START

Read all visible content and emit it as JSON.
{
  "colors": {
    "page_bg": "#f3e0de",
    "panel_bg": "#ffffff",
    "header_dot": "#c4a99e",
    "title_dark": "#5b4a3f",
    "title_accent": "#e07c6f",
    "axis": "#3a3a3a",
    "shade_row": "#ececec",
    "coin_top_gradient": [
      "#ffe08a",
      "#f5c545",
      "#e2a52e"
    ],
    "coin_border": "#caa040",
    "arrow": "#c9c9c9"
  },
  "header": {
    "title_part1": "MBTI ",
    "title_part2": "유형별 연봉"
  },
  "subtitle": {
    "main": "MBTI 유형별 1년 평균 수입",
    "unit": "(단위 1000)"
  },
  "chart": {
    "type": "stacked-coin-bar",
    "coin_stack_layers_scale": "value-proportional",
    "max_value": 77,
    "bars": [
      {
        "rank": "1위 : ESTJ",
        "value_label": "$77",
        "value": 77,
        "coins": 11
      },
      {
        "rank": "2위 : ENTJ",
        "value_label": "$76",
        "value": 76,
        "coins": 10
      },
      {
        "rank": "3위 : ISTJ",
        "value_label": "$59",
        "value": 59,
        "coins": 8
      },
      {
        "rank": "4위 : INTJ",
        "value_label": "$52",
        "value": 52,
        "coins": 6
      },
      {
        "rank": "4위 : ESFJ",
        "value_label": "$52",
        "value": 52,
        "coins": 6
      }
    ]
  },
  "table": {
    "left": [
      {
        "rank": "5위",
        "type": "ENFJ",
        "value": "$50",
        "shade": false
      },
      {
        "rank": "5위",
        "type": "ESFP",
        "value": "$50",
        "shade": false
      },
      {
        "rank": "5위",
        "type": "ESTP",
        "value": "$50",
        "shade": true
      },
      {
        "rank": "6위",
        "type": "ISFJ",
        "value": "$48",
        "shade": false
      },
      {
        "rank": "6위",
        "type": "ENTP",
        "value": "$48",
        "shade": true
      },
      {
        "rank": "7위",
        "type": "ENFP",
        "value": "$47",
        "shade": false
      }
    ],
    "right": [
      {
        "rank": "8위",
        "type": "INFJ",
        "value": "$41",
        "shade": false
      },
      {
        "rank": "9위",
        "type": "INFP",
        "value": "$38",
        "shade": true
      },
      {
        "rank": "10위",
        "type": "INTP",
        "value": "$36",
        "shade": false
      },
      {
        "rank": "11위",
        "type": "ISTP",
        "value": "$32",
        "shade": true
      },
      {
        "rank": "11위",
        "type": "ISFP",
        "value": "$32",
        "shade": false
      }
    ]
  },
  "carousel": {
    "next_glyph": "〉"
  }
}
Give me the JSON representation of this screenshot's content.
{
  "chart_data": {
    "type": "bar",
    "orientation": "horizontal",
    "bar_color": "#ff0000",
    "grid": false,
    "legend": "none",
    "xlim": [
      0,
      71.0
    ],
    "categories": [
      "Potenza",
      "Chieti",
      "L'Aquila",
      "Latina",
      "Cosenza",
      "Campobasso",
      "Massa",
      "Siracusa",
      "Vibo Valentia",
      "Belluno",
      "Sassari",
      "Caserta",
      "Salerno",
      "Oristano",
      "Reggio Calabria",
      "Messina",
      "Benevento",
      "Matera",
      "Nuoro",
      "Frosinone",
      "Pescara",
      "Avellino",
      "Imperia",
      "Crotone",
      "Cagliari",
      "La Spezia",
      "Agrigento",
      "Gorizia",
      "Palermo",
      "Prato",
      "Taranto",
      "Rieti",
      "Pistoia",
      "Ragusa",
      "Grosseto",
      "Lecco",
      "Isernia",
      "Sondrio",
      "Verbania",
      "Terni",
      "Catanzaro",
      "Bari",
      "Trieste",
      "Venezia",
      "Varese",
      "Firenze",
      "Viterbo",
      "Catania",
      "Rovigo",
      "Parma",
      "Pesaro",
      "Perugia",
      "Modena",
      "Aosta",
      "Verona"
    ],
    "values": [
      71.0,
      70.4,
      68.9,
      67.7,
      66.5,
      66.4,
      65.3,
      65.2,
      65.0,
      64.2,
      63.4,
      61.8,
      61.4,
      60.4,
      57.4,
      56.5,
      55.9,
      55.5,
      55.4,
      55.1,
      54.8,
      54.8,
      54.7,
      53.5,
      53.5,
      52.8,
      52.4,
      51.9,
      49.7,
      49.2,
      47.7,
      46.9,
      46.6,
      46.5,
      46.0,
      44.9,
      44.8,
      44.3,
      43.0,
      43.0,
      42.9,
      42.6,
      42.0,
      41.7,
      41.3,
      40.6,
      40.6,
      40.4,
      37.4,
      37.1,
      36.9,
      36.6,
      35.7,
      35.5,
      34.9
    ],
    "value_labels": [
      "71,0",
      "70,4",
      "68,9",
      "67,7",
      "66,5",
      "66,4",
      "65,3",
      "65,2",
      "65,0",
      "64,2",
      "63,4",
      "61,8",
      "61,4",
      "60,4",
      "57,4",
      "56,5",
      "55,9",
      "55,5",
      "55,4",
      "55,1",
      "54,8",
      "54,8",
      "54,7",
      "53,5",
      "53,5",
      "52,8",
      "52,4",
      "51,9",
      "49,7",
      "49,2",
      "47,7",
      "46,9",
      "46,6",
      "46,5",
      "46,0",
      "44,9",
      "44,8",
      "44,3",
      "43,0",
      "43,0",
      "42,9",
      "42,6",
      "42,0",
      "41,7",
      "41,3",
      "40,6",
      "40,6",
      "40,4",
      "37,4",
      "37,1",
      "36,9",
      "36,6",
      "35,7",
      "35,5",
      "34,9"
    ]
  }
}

END

Retype the whole listing above exactly.

== Solution for this task ==
Read all visible content and emit it as JSON.
{
  "colors": {
    "page_bg": "#f3e0de",
    "panel_bg": "#ffffff",
    "header_dot": "#c4a99e",
    "title_dark": "#5b4a3f",
    "title_accent": "#e07c6f",
    "axis": "#3a3a3a",
    "shade_row": "#ececec",
    "coin_top_gradient": [
      "#ffe08a",
      "#f5c545",
      "#e2a52e"
    ],
    "coin_border": "#caa040",
    "arrow": "#c9c9c9"
  },
  "header": {
    "title_part1": "MBTI ",
    "title_part2": "유형별 연봉"
  },
  "subtitle": {
    "main": "MBTI 유형별 1년 평균 수입",
    "unit": "(단위 1000)"
  },
  "chart": {
    "type": "stacked-coin-bar",
    "coin_stack_layers_scale": "value-proportional",
    "max_value": 77,
    "bars": [
      {
        "rank": "1위 : ESTJ",
        "value_label": "$77",
        "value": 77,
        "coins": 11
      },
      {
        "rank": "2위 : ENTJ",
        "value_label": "$76",
        "value": 76,
        "coins": 10
      },
      {
        "rank": "3위 : ISTJ",
        "value_label": "$59",
        "value": 59,
        "coins": 8
      },
      {
        "rank": "4위 : INTJ",
        "value_label": "$52",
        "value": 52,
        "coins": 6
      },
      {
        "rank": "4위 : ESFJ",
        "value_label": "$52",
        "value": 52,
        "coins": 6
      }
    ]
  },
  "table": {
    "left": [
      {
        "rank": "5위",
        "type": "ENFJ",
        "value": "$50",
        "shade": false
      },
      {
        "rank": "5위",
        "type": "ESFP",
        "value": "$50",
        "shade": false
      },
      {
        "rank": "5위",
        "type": "ESTP",
        "value": "$50",
        "shade": true
      },
      {
        "rank": "6위",
        "type": "ISFJ",
        "value": "$48",
        "shade": false
      },
      {
        "rank": "6위",
        "type": "ENTP",
        "value": "$48",
        "shade": true
      },
      {
        "rank": "7위",
        "type": "ENFP",
        "value": "$47",
        "shade": false
      }
    ],
    "right": [
      {
        "rank": "8위",
        "type": "INFJ",
        "value": "$41",
        "shade": false
      },
      {
        "rank": "9위",
        "type": "INFP",
        "value": "$38",
        "shade": true
      },
      {
        "rank": "10위",
        "type": "INTP",
        "value": "$36",
        "shade": false
      },
      {
        "rank": "11위",
        "type": "ISTP",
        "value": "$32",
        "shade": true
      },
      {
        "rank": "11위",
        "type": "ISFP",
        "value": "$32",
        "shade": false
      }
    ]
  },
  "carousel": {
    "next_glyph": "〉"
  }
}
Give me the JSON representation of this screenshot's content.
{
  "chart_data": {
    "type": "bar",
    "orientation": "horizontal",
    "bar_color": "#ff0000",
    "grid": false,
    "legend": "none",
    "xlim": [
      0,
      71.0
    ],
    "categories": [
      "Potenza",
      "Chieti",
      "L'Aquila",
      "Latina",
      "Cosenza",
      "Campobasso",
      "Massa",
      "Siracusa",
      "Vibo Valentia",
      "Belluno",
      "Sassari",
      "Caserta",
      "Salerno",
      "Oristano",
      "Reggio Calabria",
      "Messina",
      "Benevento",
      "Matera",
      "Nuoro",
      "Frosinone",
      "Pescara",
      "Avellino",
      "Imperia",
      "Crotone",
      "Cagliari",
      "La Spezia",
      "Agrigento",
      "Gorizia",
      "Palermo",
      "Prato",
      "Taranto",
      "Rieti",
      "Pistoia",
      "Ragusa",
      "Grosseto",
      "Lecco",
      "Isernia",
      "Sondrio",
      "Verbania",
      "Terni",
      "Catanzaro",
      "Bari",
      "Trieste",
      "Venezia",
      "Varese",
      "Firenze",
      "Viterbo",
      "Catania",
      "Rovigo",
      "Parma",
      "Pesaro",
      "Perugia",
      "Modena",
      "Aosta",
      "Verona"
    ],
    "values": [
      71.0,
      70.4,
      68.9,
      67.7,
      66.5,
      66.4,
      65.3,
      65.2,
      65.0,
      64.2,
      63.4,
      61.8,
      61.4,
      60.4,
      57.4,
      56.5,
      55.9,
      55.5,
      55.4,
      55.1,
      54.8,
      54.8,
      54.7,
      53.5,
      53.5,
      52.8,
      52.4,
      51.9,
      49.7,
      49.2,
      47.7,
      46.9,
      46.6,
      46.5,
      46.0,
      44.9,
      44.8,
      44.3,
      43.0,
      43.0,
      42.9,
      42.6,
      42.0,
      41.7,
      41.3,
      40.6,
      40.6,
      40.4,
      37.4,
      37.1,
      36.9,
      36.6,
      35.7,
      35.5,
      34.9
    ],
    "value_labels": [
      "71,0",
      "70,4",
      "68,9",
      "67,7",
      "66,5",
      "66,4",
      "65,3",
      "65,2",
      "65,0",
      "64,2",
      "63,4",
      "61,8",
      "61,4",
      "60,4",
      "57,4",
      "56,5",
      "55,9",
      "55,5",
      "55,4",
      "55,1",
      "54,8",
      "54,8",
      "54,7",
      "53,5",
      "53,5",
      "52,8",
      "52,4",
      "51,9",
      "49,7",
      "49,2",
      "47,7",
      "46,9",
      "46,6",
      "46,5",
      "46,0",
      "44,9",
      "44,8",
      "44,3",
      "43,0",
      "43,0",
      "42,9",
      "42,6",
      "42,0",
      "41,7",
      "41,3",
      "40,6",
      "40,6",
      "40,4",
      "37,4",
      "37,1",
      "36,9",
      "36,6",
      "35,7",
      "35,5",
      "34,9"
    ]
  }
}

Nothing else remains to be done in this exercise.